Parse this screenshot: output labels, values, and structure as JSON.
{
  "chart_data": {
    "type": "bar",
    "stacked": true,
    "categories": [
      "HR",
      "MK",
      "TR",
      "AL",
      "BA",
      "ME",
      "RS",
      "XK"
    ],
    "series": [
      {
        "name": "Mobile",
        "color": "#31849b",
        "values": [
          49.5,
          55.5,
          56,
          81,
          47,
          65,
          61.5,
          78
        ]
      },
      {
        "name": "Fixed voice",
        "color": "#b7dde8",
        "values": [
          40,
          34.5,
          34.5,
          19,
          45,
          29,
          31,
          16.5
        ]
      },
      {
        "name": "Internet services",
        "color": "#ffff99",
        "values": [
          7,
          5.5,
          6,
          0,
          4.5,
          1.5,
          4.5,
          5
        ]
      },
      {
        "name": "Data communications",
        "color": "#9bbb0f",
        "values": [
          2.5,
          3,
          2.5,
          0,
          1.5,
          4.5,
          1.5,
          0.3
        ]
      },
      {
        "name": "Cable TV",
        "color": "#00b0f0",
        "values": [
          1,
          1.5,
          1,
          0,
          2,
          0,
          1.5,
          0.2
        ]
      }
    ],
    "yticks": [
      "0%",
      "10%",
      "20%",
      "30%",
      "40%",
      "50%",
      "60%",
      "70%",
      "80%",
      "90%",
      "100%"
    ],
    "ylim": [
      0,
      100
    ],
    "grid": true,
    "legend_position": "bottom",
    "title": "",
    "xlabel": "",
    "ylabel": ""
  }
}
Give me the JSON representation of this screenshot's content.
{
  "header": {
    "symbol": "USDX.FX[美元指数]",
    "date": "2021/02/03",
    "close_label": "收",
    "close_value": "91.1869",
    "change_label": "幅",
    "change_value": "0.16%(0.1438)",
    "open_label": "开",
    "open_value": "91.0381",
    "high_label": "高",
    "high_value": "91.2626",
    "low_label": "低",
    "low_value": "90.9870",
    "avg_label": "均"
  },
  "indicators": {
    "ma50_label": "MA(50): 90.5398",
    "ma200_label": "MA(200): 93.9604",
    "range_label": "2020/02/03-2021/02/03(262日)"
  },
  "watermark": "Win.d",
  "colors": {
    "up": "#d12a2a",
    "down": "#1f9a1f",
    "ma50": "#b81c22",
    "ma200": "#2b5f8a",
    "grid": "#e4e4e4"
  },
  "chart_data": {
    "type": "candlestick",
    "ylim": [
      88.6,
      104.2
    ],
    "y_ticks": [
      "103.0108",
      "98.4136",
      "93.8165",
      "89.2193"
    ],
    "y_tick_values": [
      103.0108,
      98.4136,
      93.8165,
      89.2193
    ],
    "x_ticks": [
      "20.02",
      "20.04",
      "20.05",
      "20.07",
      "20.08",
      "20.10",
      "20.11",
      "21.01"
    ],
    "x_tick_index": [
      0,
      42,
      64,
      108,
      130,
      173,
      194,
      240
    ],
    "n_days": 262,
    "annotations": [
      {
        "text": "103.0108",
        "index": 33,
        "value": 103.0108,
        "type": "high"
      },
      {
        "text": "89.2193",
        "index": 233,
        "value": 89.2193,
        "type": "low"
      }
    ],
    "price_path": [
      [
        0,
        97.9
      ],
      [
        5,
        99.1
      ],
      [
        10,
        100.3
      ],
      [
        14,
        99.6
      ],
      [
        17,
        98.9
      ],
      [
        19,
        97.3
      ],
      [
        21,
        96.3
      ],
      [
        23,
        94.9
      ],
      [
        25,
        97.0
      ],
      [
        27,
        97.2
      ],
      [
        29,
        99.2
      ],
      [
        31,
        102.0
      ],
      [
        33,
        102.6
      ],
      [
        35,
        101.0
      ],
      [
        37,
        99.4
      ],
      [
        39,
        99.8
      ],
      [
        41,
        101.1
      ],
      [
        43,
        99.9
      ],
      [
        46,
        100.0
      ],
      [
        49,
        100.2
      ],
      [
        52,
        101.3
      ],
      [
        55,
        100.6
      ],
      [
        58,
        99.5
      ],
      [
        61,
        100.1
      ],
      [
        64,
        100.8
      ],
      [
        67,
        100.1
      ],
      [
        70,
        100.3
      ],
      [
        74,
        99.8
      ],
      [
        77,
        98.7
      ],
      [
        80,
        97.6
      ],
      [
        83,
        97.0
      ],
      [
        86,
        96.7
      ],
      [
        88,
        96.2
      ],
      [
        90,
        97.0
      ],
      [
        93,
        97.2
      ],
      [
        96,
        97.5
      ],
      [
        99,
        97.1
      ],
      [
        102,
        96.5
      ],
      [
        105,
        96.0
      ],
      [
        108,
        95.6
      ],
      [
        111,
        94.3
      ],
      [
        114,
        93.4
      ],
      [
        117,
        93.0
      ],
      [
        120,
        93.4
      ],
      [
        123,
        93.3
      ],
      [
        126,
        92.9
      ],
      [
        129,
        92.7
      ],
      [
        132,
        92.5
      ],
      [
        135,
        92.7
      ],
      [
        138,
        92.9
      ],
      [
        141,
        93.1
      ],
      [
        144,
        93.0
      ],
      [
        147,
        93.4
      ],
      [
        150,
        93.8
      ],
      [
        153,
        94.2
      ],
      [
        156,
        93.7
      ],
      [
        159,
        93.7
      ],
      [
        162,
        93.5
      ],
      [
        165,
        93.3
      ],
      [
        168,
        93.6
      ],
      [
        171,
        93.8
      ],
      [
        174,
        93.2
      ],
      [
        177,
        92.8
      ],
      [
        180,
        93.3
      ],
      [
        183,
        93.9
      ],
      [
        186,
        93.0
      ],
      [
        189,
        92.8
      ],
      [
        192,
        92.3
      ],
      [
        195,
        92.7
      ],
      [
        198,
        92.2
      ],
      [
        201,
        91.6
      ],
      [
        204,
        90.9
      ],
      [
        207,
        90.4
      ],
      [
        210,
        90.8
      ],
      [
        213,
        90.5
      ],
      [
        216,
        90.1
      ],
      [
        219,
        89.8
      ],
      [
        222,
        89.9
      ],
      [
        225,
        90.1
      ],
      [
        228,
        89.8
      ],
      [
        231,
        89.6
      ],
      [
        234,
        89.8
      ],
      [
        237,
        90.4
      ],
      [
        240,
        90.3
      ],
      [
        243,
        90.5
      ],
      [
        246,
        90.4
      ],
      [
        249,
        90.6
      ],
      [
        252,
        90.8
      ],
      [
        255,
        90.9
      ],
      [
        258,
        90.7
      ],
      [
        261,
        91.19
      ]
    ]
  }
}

──────

EXERCISE BRIEF: Of the lines in the data, how many hold the string "this"? State the number, nothing else.

FINISHED EXERCISE: 2